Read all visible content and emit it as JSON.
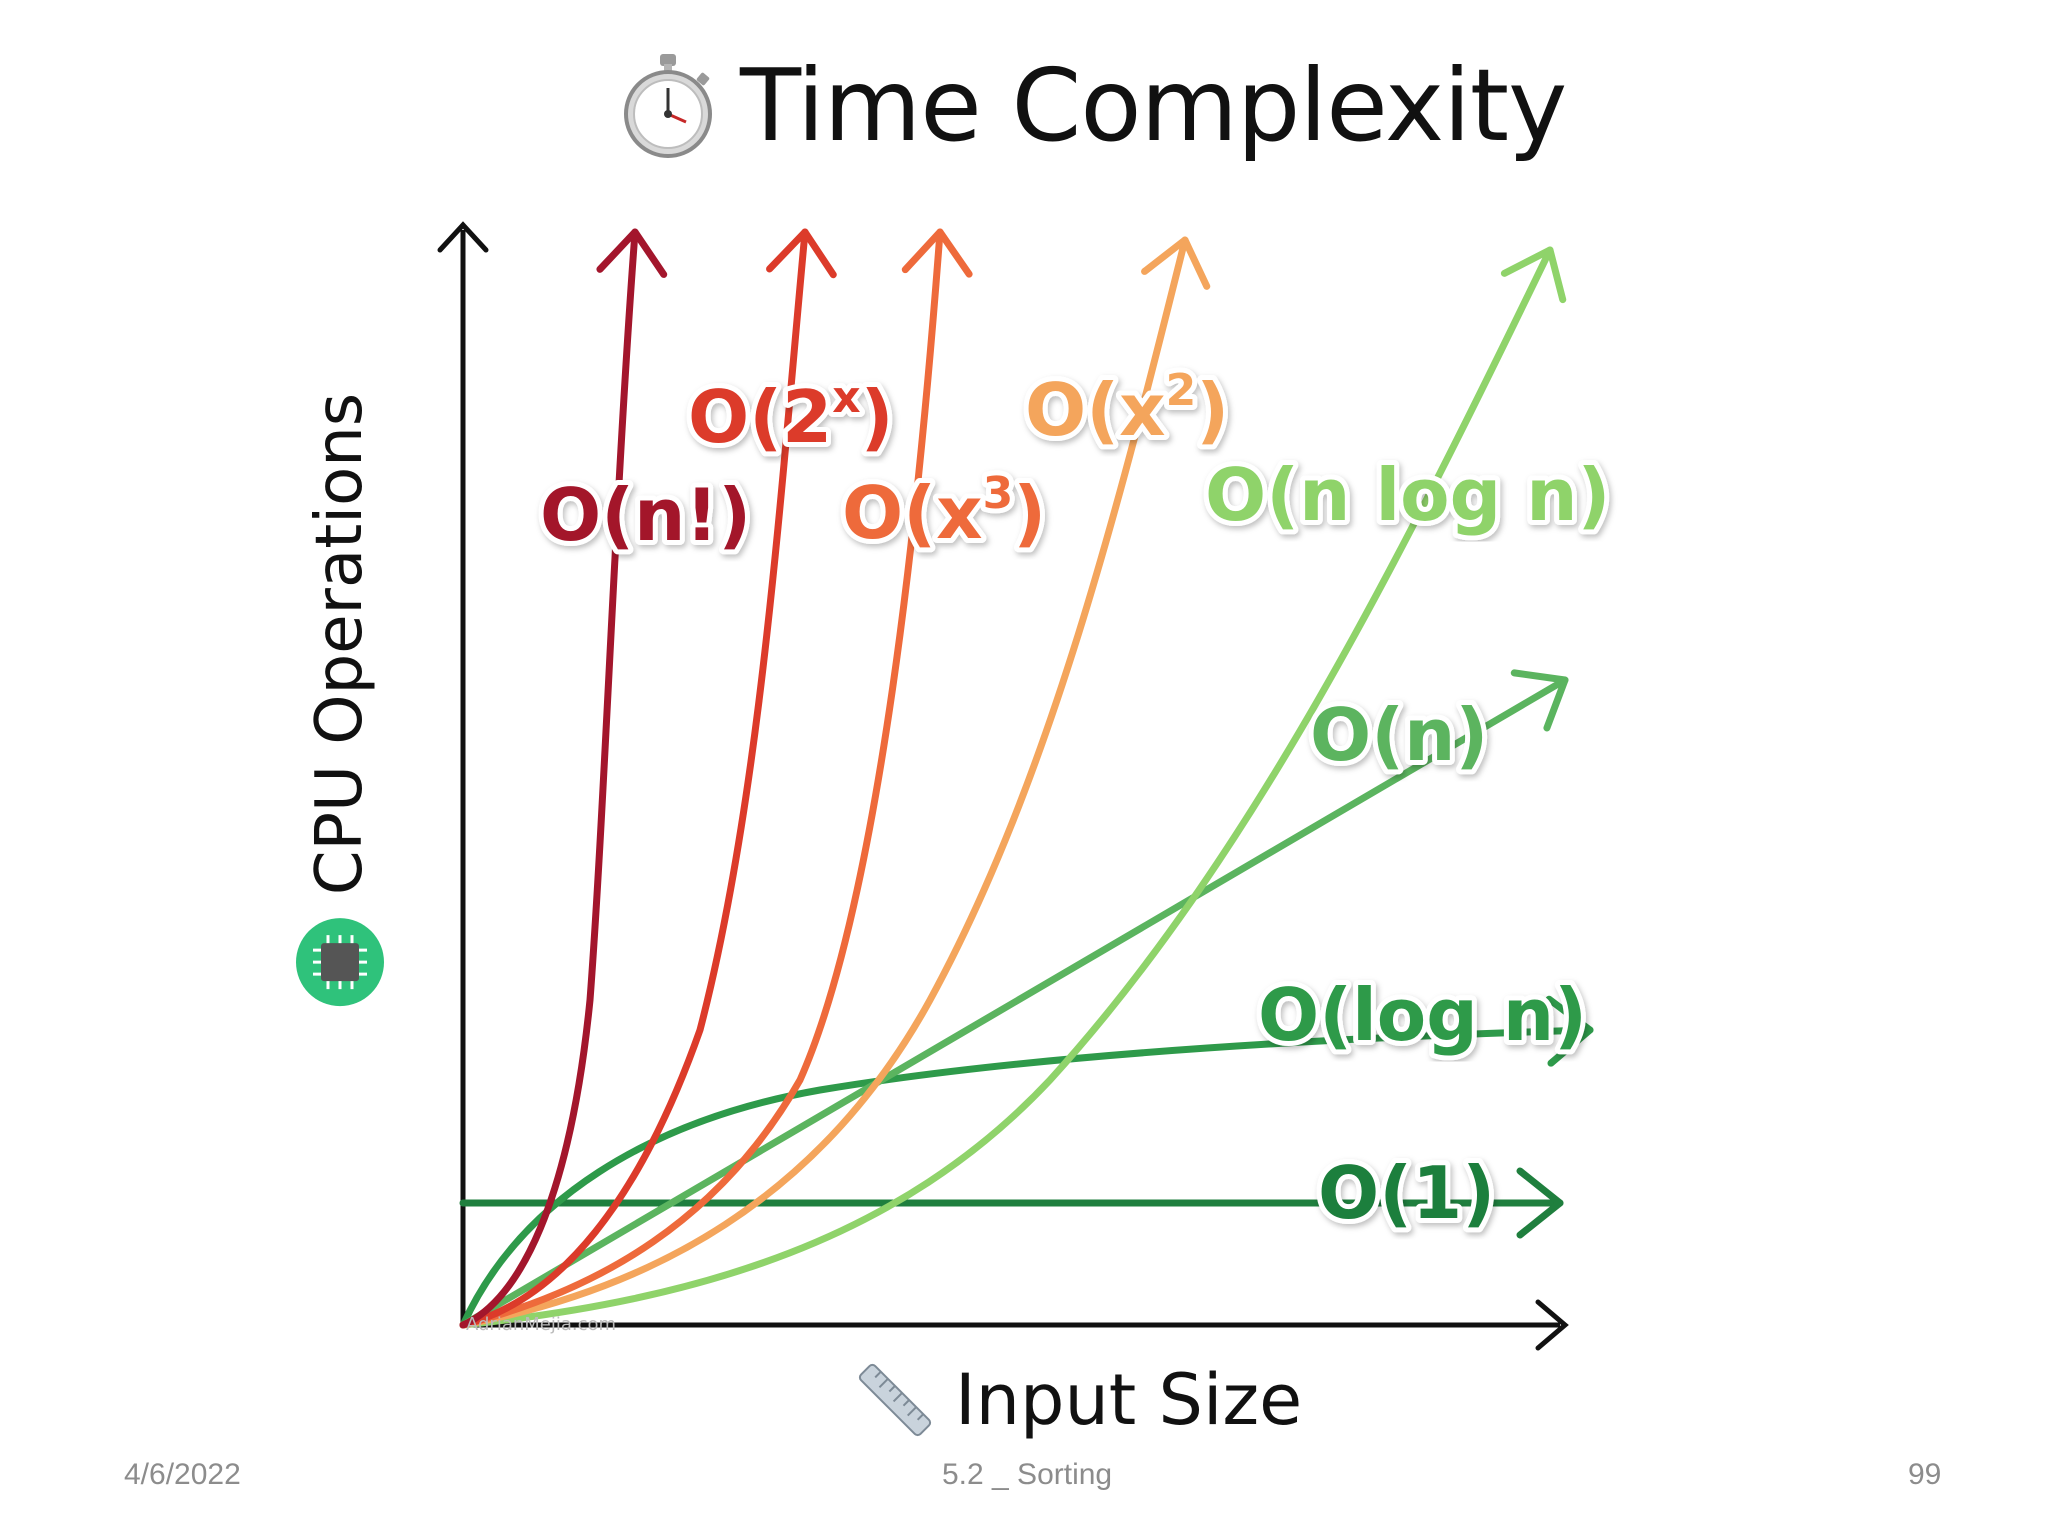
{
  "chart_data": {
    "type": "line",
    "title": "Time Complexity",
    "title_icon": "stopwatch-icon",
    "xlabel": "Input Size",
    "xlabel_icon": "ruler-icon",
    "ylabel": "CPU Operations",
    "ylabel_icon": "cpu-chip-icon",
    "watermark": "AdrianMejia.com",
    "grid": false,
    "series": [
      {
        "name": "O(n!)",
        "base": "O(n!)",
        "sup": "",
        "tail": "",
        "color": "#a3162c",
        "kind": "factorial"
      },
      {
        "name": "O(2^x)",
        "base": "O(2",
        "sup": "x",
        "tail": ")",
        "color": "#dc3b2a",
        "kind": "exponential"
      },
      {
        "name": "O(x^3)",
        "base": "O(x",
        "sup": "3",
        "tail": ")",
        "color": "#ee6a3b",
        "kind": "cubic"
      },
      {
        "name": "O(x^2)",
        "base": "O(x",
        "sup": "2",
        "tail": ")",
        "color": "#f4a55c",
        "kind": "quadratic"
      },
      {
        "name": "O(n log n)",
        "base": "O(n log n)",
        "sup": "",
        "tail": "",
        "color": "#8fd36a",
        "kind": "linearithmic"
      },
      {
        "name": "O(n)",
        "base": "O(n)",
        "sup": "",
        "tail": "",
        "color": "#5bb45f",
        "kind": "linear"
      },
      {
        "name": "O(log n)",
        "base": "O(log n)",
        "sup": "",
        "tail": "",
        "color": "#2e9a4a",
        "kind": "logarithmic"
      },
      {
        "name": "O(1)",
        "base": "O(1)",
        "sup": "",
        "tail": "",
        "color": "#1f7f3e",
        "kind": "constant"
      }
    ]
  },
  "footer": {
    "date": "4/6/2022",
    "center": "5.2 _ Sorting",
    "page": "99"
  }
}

BRIEF: Write out the entries again, exactly as given, skipping any images.

OUTPUT OF THE EXERCISE:
Read all visible content and emit it as JSON.
{
  "chart_data": {
    "type": "line",
    "title": "Time Complexity",
    "title_icon": "stopwatch-icon",
    "xlabel": "Input Size",
    "xlabel_icon": "ruler-icon",
    "ylabel": "CPU Operations",
    "ylabel_icon": "cpu-chip-icon",
    "watermark": "AdrianMejia.com",
    "grid": false,
    "series": [
      {
        "name": "O(n!)",
        "base": "O(n!)",
        "sup": "",
        "tail": "",
        "color": "#a3162c",
        "kind": "factorial"
      },
      {
        "name": "O(2^x)",
        "base": "O(2",
        "sup": "x",
        "tail": ")",
        "color": "#dc3b2a",
        "kind": "exponential"
      },
      {
        "name": "O(x^3)",
        "base": "O(x",
        "sup": "3",
        "tail": ")",
        "color": "#ee6a3b",
        "kind": "cubic"
      },
      {
        "name": "O(x^2)",
        "base": "O(x",
        "sup": "2",
        "tail": ")",
        "color": "#f4a55c",
        "kind": "quadratic"
      },
      {
        "name": "O(n log n)",
        "base": "O(n log n)",
        "sup": "",
        "tail": "",
        "color": "#8fd36a",
        "kind": "linearithmic"
      },
      {
        "name": "O(n)",
        "base": "O(n)",
        "sup": "",
        "tail": "",
        "color": "#5bb45f",
        "kind": "linear"
      },
      {
        "name": "O(log n)",
        "base": "O(log n)",
        "sup": "",
        "tail": "",
        "color": "#2e9a4a",
        "kind": "logarithmic"
      },
      {
        "name": "O(1)",
        "base": "O(1)",
        "sup": "",
        "tail": "",
        "color": "#1f7f3e",
        "kind": "constant"
      }
    ]
  },
  "footer": {
    "date": "4/6/2022",
    "center": "5.2 _ Sorting",
    "page": "99"
  }
}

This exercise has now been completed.